▶ **Items from a dataset**

>> START

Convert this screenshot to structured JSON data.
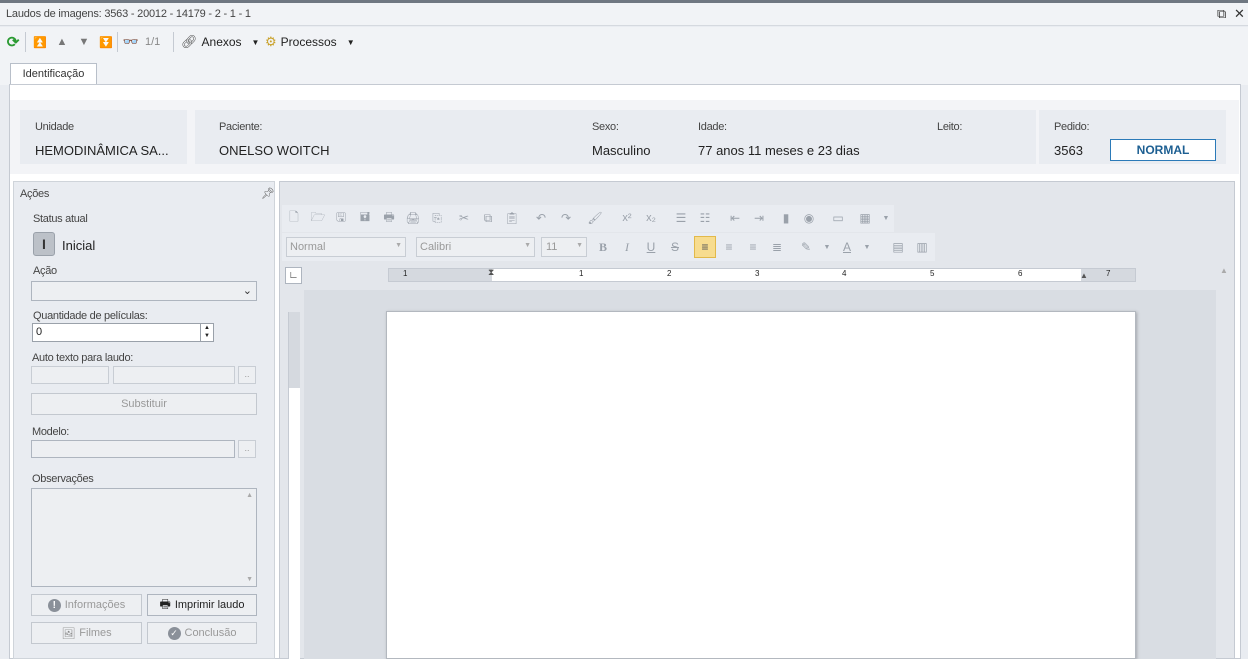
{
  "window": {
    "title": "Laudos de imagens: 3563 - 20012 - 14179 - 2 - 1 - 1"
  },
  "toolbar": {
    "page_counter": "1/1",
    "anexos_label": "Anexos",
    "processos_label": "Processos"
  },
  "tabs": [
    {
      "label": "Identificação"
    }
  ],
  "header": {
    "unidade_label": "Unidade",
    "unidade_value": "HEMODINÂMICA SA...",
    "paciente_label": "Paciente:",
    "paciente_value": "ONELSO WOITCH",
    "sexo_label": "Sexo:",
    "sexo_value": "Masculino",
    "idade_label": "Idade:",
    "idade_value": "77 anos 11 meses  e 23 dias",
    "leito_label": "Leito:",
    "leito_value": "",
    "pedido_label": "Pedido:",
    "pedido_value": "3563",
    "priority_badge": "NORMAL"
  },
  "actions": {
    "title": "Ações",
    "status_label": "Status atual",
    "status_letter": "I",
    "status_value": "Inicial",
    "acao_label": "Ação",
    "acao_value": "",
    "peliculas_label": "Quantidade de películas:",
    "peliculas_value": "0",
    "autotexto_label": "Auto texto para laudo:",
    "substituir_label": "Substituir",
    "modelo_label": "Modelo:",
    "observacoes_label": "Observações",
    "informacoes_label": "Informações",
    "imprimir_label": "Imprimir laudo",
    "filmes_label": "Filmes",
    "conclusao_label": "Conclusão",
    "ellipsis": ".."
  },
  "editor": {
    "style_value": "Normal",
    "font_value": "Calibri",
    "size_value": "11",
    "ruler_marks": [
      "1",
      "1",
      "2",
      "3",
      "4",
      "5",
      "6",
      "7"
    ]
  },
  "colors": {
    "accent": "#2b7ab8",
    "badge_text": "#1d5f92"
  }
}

>> END

▶ **Work required**
Reproduce the material in full, word for word, and omit the pictures.

▶ **Answer for the task**
Convert this screenshot to structured JSON data.
{
  "window": {
    "title": "Laudos de imagens: 3563 - 20012 - 14179 - 2 - 1 - 1"
  },
  "toolbar": {
    "page_counter": "1/1",
    "anexos_label": "Anexos",
    "processos_label": "Processos"
  },
  "tabs": [
    {
      "label": "Identificação"
    }
  ],
  "header": {
    "unidade_label": "Unidade",
    "unidade_value": "HEMODINÂMICA SA...",
    "paciente_label": "Paciente:",
    "paciente_value": "ONELSO WOITCH",
    "sexo_label": "Sexo:",
    "sexo_value": "Masculino",
    "idade_label": "Idade:",
    "idade_value": "77 anos 11 meses  e 23 dias",
    "leito_label": "Leito:",
    "leito_value": "",
    "pedido_label": "Pedido:",
    "pedido_value": "3563",
    "priority_badge": "NORMAL"
  },
  "actions": {
    "title": "Ações",
    "status_label": "Status atual",
    "status_letter": "I",
    "status_value": "Inicial",
    "acao_label": "Ação",
    "acao_value": "",
    "peliculas_label": "Quantidade de películas:",
    "peliculas_value": "0",
    "autotexto_label": "Auto texto para laudo:",
    "substituir_label": "Substituir",
    "modelo_label": "Modelo:",
    "observacoes_label": "Observações",
    "informacoes_label": "Informações",
    "imprimir_label": "Imprimir laudo",
    "filmes_label": "Filmes",
    "conclusao_label": "Conclusão",
    "ellipsis": ".."
  },
  "editor": {
    "style_value": "Normal",
    "font_value": "Calibri",
    "size_value": "11",
    "ruler_marks": [
      "1",
      "1",
      "2",
      "3",
      "4",
      "5",
      "6",
      "7"
    ]
  },
  "colors": {
    "accent": "#2b7ab8",
    "badge_text": "#1d5f92"
  }
}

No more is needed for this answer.